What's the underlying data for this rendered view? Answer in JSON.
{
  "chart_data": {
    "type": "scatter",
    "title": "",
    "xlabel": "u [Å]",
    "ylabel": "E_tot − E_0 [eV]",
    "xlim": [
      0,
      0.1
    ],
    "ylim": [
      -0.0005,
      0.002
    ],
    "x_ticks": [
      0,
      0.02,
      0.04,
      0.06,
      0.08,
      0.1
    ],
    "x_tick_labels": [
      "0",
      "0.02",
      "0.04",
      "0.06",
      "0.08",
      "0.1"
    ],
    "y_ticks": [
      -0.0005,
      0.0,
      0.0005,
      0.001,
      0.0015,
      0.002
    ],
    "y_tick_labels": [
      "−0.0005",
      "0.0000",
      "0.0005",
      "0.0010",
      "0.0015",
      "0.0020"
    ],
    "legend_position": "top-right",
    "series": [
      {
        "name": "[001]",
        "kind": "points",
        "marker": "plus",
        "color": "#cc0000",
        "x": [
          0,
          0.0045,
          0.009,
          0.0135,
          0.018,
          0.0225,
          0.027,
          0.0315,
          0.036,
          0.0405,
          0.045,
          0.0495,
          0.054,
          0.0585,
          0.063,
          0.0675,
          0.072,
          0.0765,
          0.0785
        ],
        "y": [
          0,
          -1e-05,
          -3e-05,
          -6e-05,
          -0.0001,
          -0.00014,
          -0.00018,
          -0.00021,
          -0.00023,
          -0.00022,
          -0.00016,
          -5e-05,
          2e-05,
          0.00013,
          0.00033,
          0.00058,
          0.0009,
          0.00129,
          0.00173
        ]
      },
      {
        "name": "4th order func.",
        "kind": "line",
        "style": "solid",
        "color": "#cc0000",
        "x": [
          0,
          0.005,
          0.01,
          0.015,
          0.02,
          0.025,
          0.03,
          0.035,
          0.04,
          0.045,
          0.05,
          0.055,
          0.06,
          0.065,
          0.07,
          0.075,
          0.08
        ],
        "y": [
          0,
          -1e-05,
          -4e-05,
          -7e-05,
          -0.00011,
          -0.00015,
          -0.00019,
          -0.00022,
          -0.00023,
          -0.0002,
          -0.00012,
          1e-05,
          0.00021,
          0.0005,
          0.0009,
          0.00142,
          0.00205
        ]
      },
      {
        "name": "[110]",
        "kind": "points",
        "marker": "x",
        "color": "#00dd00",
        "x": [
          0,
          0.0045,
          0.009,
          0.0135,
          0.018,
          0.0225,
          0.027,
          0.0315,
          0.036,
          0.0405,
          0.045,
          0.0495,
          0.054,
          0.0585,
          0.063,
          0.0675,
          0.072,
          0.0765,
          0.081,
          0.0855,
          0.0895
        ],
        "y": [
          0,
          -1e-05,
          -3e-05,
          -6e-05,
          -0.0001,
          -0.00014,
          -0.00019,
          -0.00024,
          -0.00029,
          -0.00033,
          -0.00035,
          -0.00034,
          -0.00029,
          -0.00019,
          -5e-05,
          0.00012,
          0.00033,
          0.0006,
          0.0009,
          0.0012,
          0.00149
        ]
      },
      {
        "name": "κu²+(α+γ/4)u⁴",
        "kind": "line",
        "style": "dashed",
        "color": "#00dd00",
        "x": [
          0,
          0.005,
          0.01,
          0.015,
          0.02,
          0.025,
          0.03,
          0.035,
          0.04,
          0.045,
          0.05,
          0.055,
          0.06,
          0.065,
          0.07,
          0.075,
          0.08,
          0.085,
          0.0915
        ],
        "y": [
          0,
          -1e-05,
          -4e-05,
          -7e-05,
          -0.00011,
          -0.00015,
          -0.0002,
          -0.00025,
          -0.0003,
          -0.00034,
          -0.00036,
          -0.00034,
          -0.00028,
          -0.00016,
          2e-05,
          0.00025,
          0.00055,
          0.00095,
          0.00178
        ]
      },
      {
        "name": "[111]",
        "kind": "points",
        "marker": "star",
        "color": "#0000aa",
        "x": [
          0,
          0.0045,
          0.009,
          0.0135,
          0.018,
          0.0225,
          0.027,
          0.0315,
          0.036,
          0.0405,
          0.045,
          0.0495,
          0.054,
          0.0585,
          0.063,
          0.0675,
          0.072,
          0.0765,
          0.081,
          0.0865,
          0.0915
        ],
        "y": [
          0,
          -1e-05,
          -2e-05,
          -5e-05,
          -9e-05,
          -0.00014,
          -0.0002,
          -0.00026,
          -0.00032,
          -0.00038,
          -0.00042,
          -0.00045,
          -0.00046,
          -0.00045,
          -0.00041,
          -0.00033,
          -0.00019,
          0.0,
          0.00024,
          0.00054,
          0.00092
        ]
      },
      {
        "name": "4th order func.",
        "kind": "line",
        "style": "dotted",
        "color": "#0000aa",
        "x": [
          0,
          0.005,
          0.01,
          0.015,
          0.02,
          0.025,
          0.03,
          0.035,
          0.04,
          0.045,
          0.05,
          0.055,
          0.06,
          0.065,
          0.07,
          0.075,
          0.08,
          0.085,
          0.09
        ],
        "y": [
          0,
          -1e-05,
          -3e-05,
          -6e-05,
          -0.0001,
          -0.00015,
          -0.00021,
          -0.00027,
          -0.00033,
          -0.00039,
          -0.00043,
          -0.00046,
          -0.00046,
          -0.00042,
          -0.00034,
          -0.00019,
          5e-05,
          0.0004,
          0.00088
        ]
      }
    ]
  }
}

------

Objective -
Reproduce the records in full, exactly as written.

Finished answer -
What's the underlying data for this rendered view? Answer in JSON.
{
  "chart_data": {
    "type": "scatter",
    "title": "",
    "xlabel": "u [Å]",
    "ylabel": "E_tot − E_0 [eV]",
    "xlim": [
      0,
      0.1
    ],
    "ylim": [
      -0.0005,
      0.002
    ],
    "x_ticks": [
      0,
      0.02,
      0.04,
      0.06,
      0.08,
      0.1
    ],
    "x_tick_labels": [
      "0",
      "0.02",
      "0.04",
      "0.06",
      "0.08",
      "0.1"
    ],
    "y_ticks": [
      -0.0005,
      0.0,
      0.0005,
      0.001,
      0.0015,
      0.002
    ],
    "y_tick_labels": [
      "−0.0005",
      "0.0000",
      "0.0005",
      "0.0010",
      "0.0015",
      "0.0020"
    ],
    "legend_position": "top-right",
    "series": [
      {
        "name": "[001]",
        "kind": "points",
        "marker": "plus",
        "color": "#cc0000",
        "x": [
          0,
          0.0045,
          0.009,
          0.0135,
          0.018,
          0.0225,
          0.027,
          0.0315,
          0.036,
          0.0405,
          0.045,
          0.0495,
          0.054,
          0.0585,
          0.063,
          0.0675,
          0.072,
          0.0765,
          0.0785
        ],
        "y": [
          0,
          -1e-05,
          -3e-05,
          -6e-05,
          -0.0001,
          -0.00014,
          -0.00018,
          -0.00021,
          -0.00023,
          -0.00022,
          -0.00016,
          -5e-05,
          2e-05,
          0.00013,
          0.00033,
          0.00058,
          0.0009,
          0.00129,
          0.00173
        ]
      },
      {
        "name": "4th order func.",
        "kind": "line",
        "style": "solid",
        "color": "#cc0000",
        "x": [
          0,
          0.005,
          0.01,
          0.015,
          0.02,
          0.025,
          0.03,
          0.035,
          0.04,
          0.045,
          0.05,
          0.055,
          0.06,
          0.065,
          0.07,
          0.075,
          0.08
        ],
        "y": [
          0,
          -1e-05,
          -4e-05,
          -7e-05,
          -0.00011,
          -0.00015,
          -0.00019,
          -0.00022,
          -0.00023,
          -0.0002,
          -0.00012,
          1e-05,
          0.00021,
          0.0005,
          0.0009,
          0.00142,
          0.00205
        ]
      },
      {
        "name": "[110]",
        "kind": "points",
        "marker": "x",
        "color": "#00dd00",
        "x": [
          0,
          0.0045,
          0.009,
          0.0135,
          0.018,
          0.0225,
          0.027,
          0.0315,
          0.036,
          0.0405,
          0.045,
          0.0495,
          0.054,
          0.0585,
          0.063,
          0.0675,
          0.072,
          0.0765,
          0.081,
          0.0855,
          0.0895
        ],
        "y": [
          0,
          -1e-05,
          -3e-05,
          -6e-05,
          -0.0001,
          -0.00014,
          -0.00019,
          -0.00024,
          -0.00029,
          -0.00033,
          -0.00035,
          -0.00034,
          -0.00029,
          -0.00019,
          -5e-05,
          0.00012,
          0.00033,
          0.0006,
          0.0009,
          0.0012,
          0.00149
        ]
      },
      {
        "name": "κu²+(α+γ/4)u⁴",
        "kind": "line",
        "style": "dashed",
        "color": "#00dd00",
        "x": [
          0,
          0.005,
          0.01,
          0.015,
          0.02,
          0.025,
          0.03,
          0.035,
          0.04,
          0.045,
          0.05,
          0.055,
          0.06,
          0.065,
          0.07,
          0.075,
          0.08,
          0.085,
          0.0915
        ],
        "y": [
          0,
          -1e-05,
          -4e-05,
          -7e-05,
          -0.00011,
          -0.00015,
          -0.0002,
          -0.00025,
          -0.0003,
          -0.00034,
          -0.00036,
          -0.00034,
          -0.00028,
          -0.00016,
          2e-05,
          0.00025,
          0.00055,
          0.00095,
          0.00178
        ]
      },
      {
        "name": "[111]",
        "kind": "points",
        "marker": "star",
        "color": "#0000aa",
        "x": [
          0,
          0.0045,
          0.009,
          0.0135,
          0.018,
          0.0225,
          0.027,
          0.0315,
          0.036,
          0.0405,
          0.045,
          0.0495,
          0.054,
          0.0585,
          0.063,
          0.0675,
          0.072,
          0.0765,
          0.081,
          0.0865,
          0.0915
        ],
        "y": [
          0,
          -1e-05,
          -2e-05,
          -5e-05,
          -9e-05,
          -0.00014,
          -0.0002,
          -0.00026,
          -0.00032,
          -0.00038,
          -0.00042,
          -0.00045,
          -0.00046,
          -0.00045,
          -0.00041,
          -0.00033,
          -0.00019,
          0.0,
          0.00024,
          0.00054,
          0.00092
        ]
      },
      {
        "name": "4th order func.",
        "kind": "line",
        "style": "dotted",
        "color": "#0000aa",
        "x": [
          0,
          0.005,
          0.01,
          0.015,
          0.02,
          0.025,
          0.03,
          0.035,
          0.04,
          0.045,
          0.05,
          0.055,
          0.06,
          0.065,
          0.07,
          0.075,
          0.08,
          0.085,
          0.09
        ],
        "y": [
          0,
          -1e-05,
          -3e-05,
          -6e-05,
          -0.0001,
          -0.00015,
          -0.00021,
          -0.00027,
          -0.00033,
          -0.00039,
          -0.00043,
          -0.00046,
          -0.00046,
          -0.00042,
          -0.00034,
          -0.00019,
          5e-05,
          0.0004,
          0.00088
        ]
      }
    ]
  }
}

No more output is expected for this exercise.